§ **Problem statement**
Filter the records below and copy every line containing the word "الطويل".

§ **Extracted records**

______________________________

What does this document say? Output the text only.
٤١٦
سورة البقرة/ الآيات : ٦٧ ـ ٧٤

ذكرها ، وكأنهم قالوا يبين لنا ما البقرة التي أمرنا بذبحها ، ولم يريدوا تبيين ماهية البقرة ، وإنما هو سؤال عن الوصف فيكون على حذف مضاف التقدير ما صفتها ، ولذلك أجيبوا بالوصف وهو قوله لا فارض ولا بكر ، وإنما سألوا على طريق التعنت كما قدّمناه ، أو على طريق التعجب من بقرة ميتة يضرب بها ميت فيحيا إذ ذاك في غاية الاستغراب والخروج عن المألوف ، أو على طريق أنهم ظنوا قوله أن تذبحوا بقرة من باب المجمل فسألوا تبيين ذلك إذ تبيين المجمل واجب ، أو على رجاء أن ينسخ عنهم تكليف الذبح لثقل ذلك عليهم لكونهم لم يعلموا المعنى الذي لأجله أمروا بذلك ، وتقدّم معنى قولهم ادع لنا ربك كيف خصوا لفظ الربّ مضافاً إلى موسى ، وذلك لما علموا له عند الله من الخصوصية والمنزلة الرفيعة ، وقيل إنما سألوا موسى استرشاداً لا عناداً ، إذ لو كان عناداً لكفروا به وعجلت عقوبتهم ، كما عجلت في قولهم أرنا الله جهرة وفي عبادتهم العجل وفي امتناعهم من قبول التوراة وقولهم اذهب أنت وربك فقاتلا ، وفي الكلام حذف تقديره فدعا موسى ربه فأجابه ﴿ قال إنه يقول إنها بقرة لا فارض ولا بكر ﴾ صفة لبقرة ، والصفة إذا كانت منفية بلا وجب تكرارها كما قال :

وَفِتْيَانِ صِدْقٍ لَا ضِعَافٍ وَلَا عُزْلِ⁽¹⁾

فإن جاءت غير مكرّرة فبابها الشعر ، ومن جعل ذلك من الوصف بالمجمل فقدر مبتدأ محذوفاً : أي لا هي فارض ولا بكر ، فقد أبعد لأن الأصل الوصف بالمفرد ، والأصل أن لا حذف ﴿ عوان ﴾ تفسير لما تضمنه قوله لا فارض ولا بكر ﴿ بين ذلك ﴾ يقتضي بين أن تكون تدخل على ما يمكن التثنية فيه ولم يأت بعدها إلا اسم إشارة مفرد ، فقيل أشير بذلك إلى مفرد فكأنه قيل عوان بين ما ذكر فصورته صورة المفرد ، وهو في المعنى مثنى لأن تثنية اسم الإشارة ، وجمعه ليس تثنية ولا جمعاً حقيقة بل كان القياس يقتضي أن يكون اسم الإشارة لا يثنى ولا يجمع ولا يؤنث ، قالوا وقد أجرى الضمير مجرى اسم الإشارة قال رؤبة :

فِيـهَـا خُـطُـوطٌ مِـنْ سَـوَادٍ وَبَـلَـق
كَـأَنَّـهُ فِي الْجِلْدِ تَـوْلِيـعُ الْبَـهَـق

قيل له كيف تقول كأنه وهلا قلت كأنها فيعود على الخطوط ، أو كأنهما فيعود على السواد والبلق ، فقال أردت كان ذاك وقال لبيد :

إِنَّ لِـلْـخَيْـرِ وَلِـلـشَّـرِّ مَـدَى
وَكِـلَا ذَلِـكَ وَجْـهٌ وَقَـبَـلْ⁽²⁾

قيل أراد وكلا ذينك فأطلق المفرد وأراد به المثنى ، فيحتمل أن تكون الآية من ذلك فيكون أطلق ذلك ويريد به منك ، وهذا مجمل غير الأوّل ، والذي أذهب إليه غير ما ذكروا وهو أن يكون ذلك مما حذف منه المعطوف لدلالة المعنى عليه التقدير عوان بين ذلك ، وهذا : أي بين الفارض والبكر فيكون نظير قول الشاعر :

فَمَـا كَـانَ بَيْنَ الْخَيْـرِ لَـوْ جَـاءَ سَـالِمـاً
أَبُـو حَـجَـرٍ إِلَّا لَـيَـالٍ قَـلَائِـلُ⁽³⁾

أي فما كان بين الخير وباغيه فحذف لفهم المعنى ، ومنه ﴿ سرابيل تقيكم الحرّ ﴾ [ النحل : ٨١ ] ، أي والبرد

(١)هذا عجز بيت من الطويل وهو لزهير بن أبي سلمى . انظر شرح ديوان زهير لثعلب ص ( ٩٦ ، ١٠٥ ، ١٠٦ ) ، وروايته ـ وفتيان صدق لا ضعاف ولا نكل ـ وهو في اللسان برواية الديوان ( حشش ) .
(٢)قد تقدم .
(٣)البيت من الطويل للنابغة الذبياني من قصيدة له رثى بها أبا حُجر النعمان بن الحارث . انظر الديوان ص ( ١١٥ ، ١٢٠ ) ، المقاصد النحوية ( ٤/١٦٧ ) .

______________________________

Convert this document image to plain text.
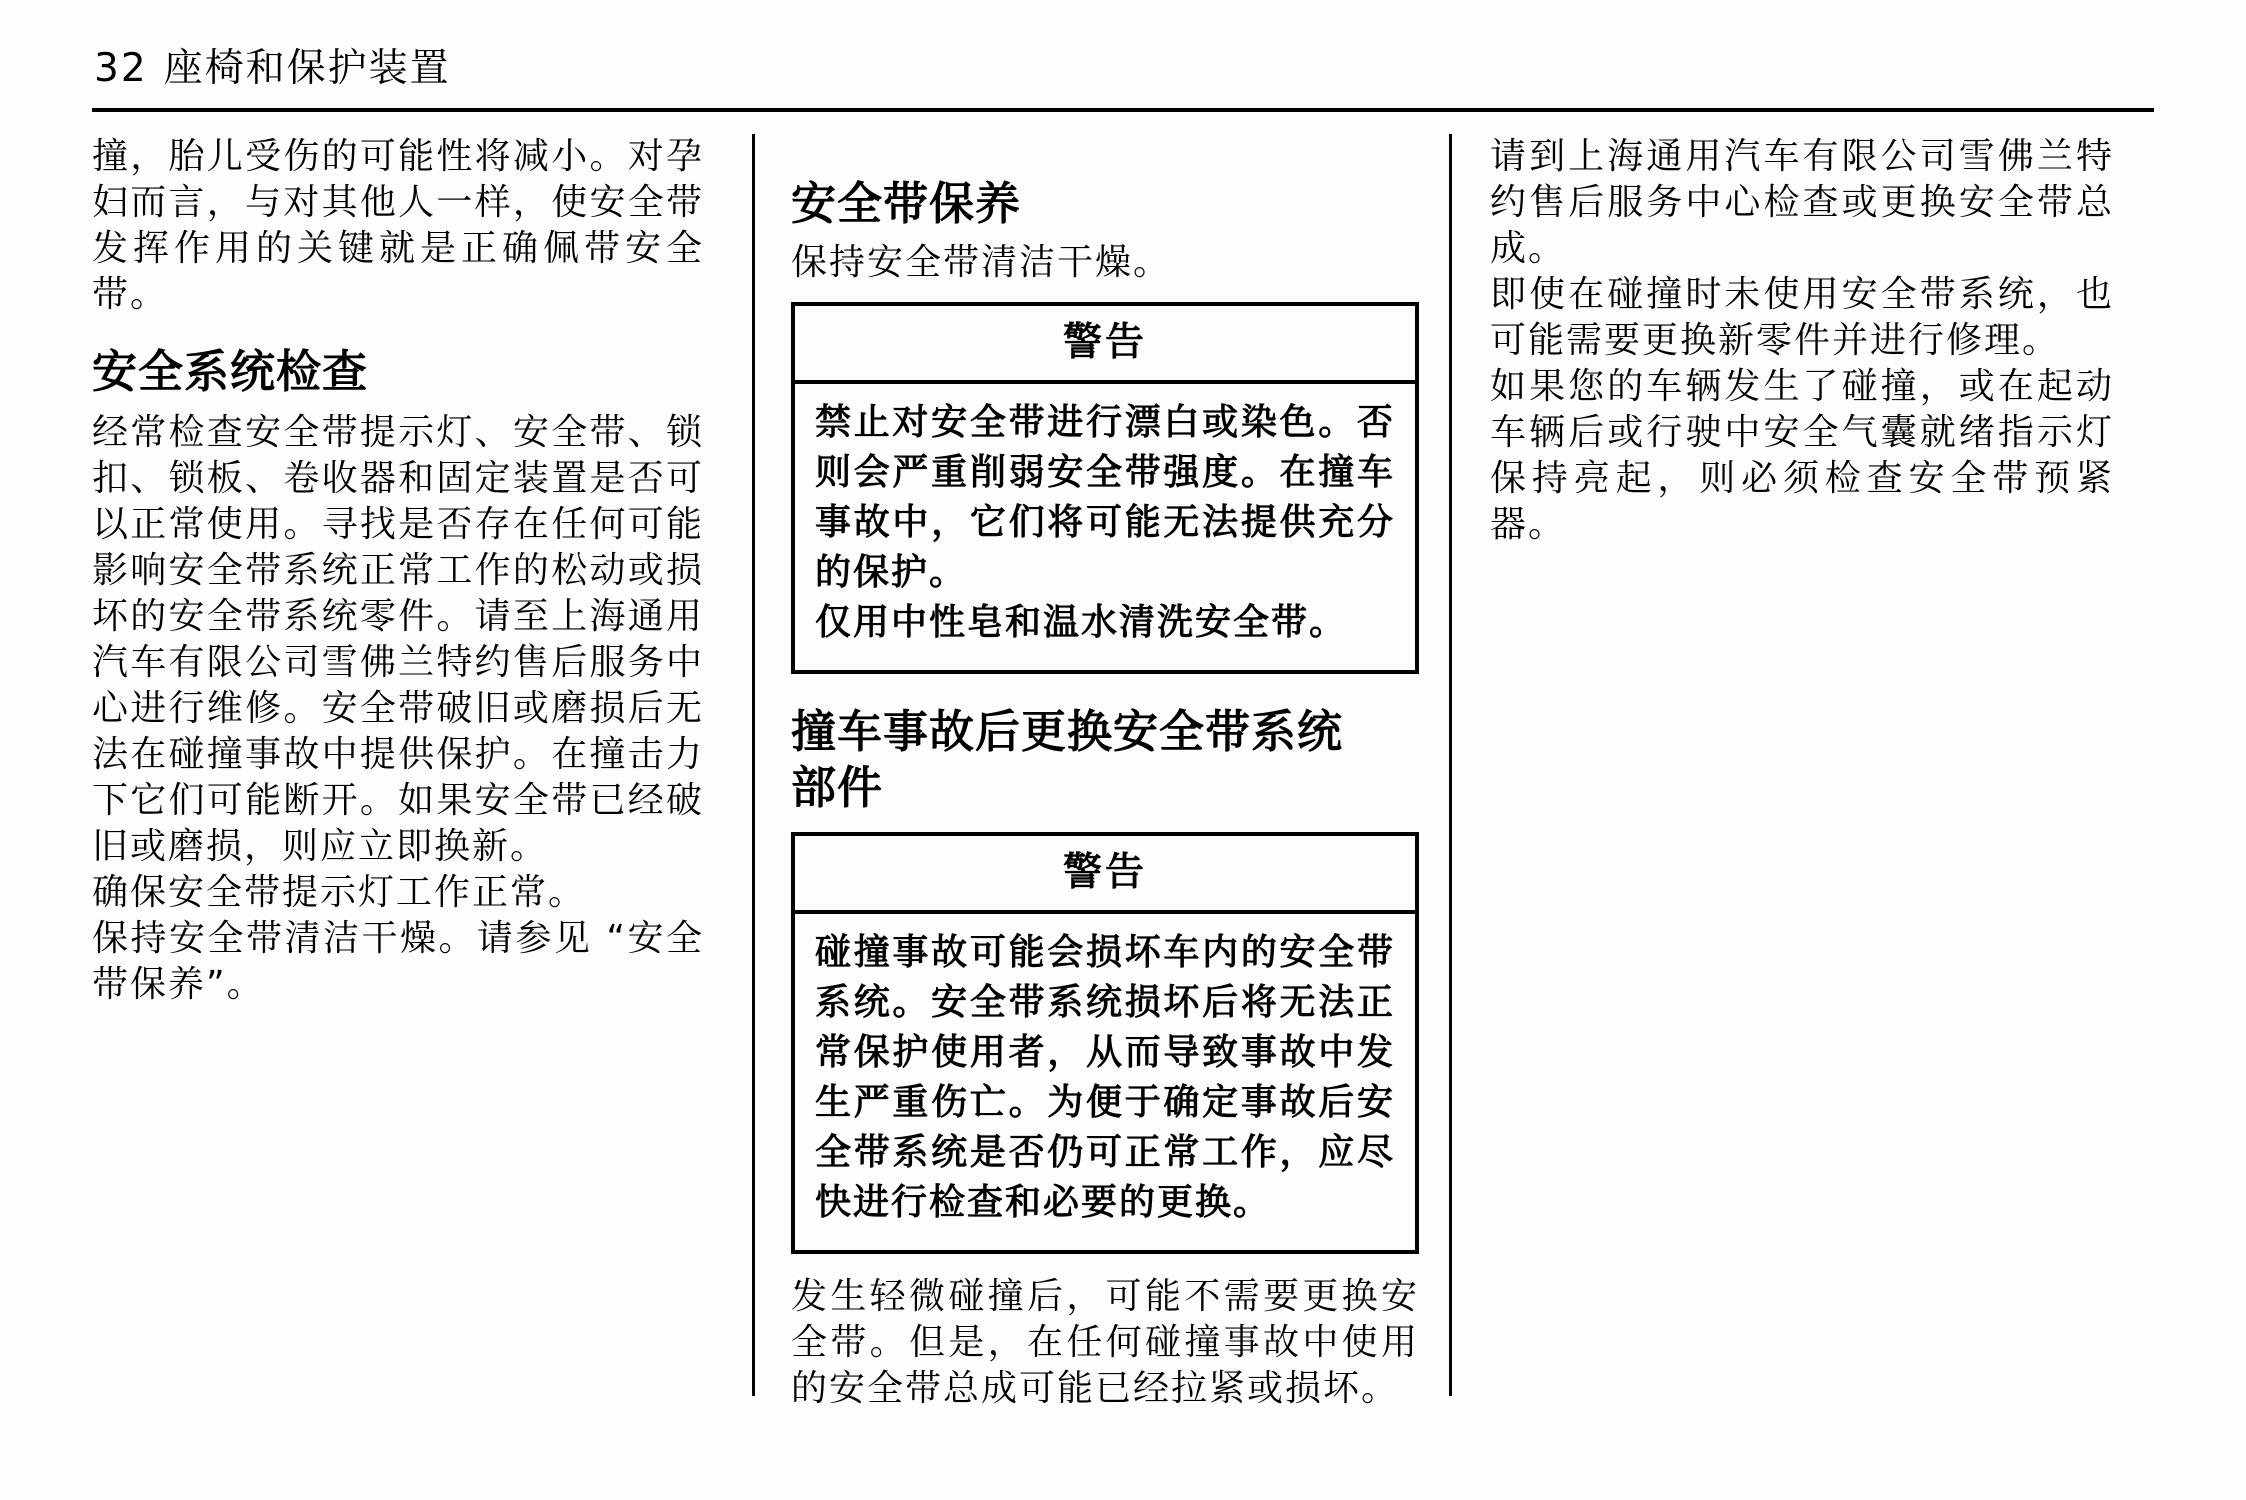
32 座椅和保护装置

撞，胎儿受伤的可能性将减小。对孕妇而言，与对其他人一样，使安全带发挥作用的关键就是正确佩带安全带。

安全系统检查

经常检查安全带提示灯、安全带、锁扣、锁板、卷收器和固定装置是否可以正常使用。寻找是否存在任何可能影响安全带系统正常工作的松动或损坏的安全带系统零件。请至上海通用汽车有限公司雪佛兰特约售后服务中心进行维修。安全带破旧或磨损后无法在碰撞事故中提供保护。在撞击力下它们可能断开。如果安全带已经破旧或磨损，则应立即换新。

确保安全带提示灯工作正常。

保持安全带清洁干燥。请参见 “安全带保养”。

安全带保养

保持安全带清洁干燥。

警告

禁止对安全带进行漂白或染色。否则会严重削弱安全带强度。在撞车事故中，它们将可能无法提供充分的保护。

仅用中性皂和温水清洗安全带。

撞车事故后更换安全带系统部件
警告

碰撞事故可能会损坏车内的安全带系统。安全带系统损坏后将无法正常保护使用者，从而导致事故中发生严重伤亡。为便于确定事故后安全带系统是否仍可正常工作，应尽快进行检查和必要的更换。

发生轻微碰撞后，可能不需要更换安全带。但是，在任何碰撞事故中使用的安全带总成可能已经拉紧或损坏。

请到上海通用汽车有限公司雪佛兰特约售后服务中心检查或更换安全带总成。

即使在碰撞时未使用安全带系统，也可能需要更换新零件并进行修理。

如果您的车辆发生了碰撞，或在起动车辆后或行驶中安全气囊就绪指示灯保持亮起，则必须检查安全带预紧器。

______________________________

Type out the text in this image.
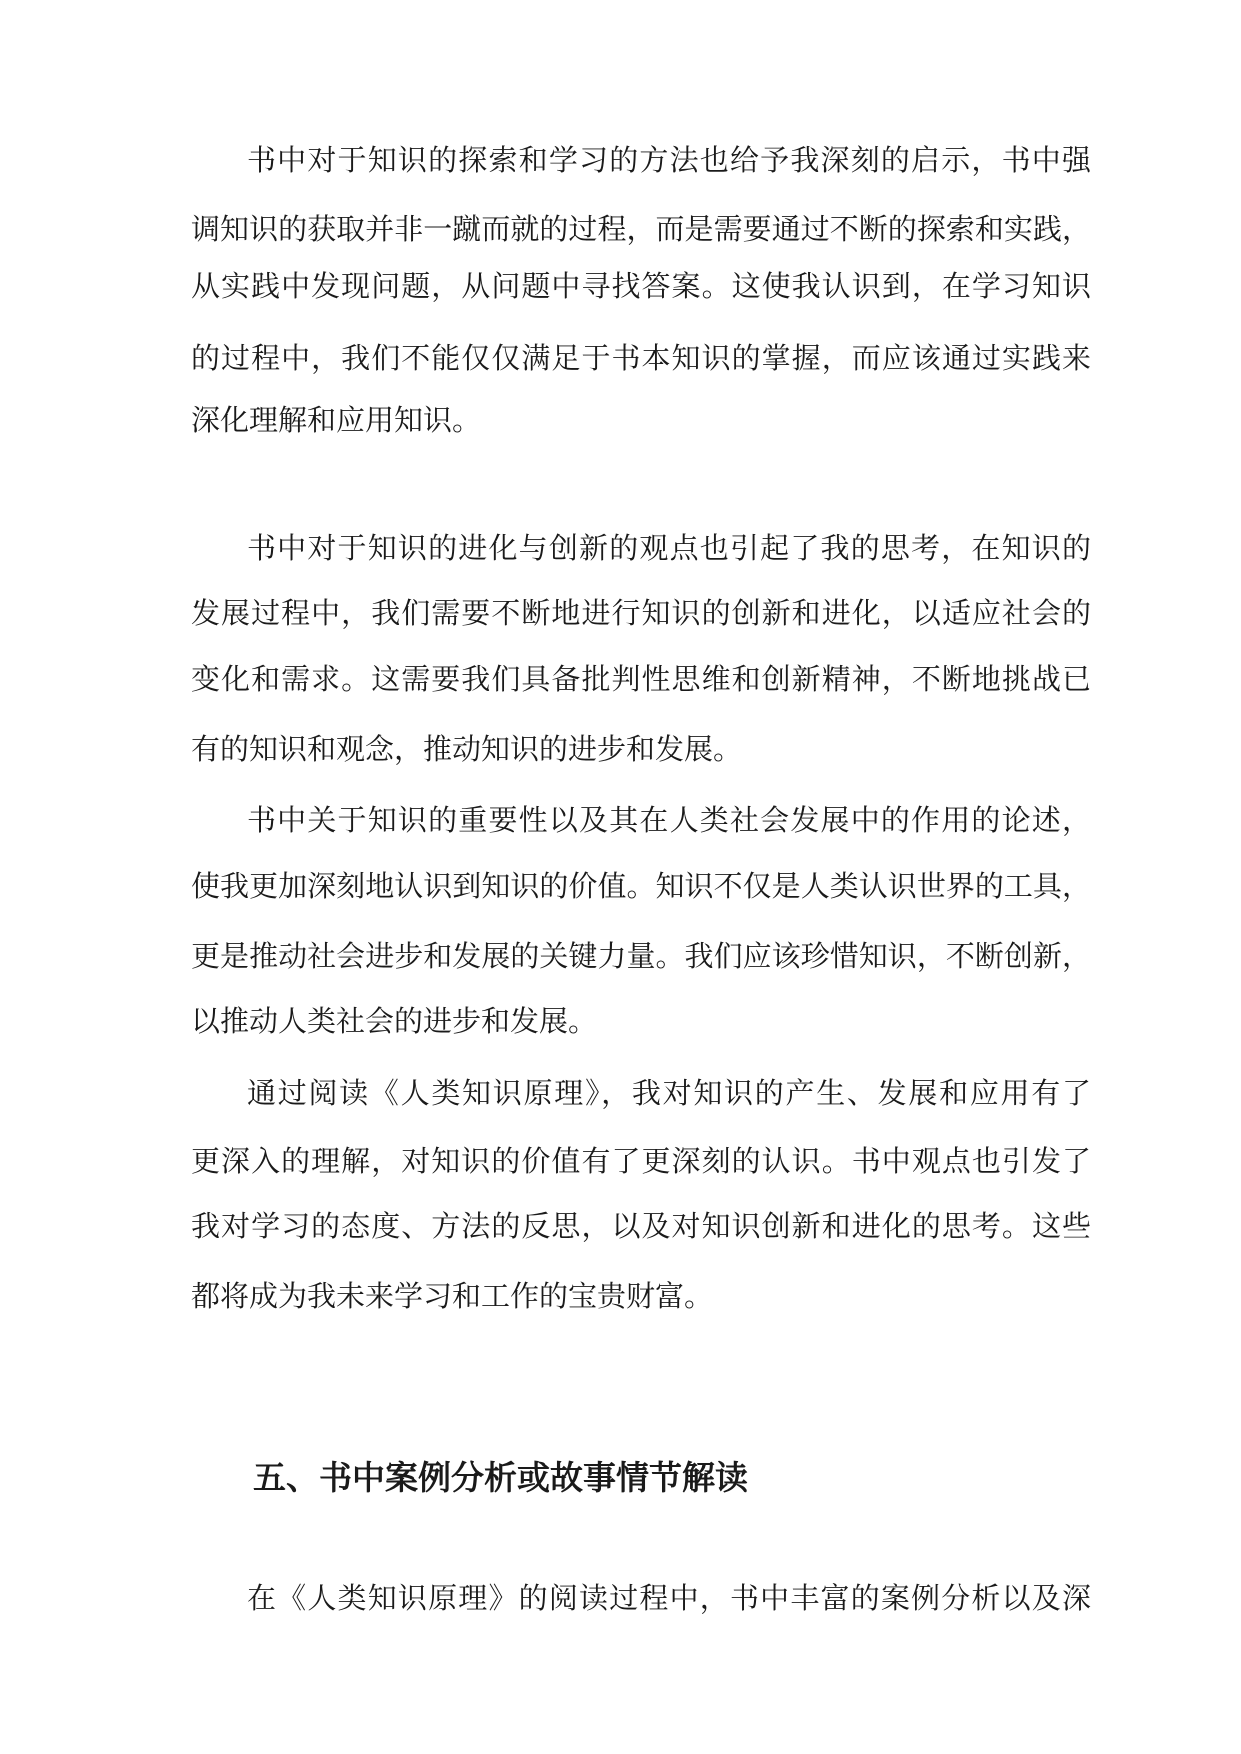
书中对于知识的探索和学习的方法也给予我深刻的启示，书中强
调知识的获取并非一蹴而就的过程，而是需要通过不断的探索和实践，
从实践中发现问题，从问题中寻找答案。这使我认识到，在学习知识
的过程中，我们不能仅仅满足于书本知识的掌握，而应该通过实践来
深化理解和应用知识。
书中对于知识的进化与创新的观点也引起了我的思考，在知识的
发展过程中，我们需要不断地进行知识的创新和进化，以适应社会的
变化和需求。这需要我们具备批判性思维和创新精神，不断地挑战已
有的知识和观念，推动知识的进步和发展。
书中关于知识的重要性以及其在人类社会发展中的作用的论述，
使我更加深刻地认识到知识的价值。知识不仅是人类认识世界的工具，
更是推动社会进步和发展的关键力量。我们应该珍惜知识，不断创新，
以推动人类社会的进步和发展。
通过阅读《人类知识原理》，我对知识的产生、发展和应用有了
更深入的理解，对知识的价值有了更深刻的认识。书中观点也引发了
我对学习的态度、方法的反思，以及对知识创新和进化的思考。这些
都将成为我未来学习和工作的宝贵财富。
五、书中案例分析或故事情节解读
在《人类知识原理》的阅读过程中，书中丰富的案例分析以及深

______________________________

§ **Reply to the task**
(١)هذا عجز بيت من الطويل وهو لزهير بن أبي سلمى . انظر شرح ديوان زهير لثعلب ص ( ٩٦ ، ١٠٥ ، ١٠٦ ) ، وروايته ـ وفتيان صدق لا ضعاف ولا نكل ـ وهو في اللسان برواية الديوان ( حشش ) .
(٣)البيت من الطويل للنابغة الذبياني من قصيدة له رثى بها أبا حُجر النعمان بن الحارث . انظر الديوان ص ( ١١٥ ، ١٢٠ ) ، المقاصد النحوية ( ٤/١٦٧ ) .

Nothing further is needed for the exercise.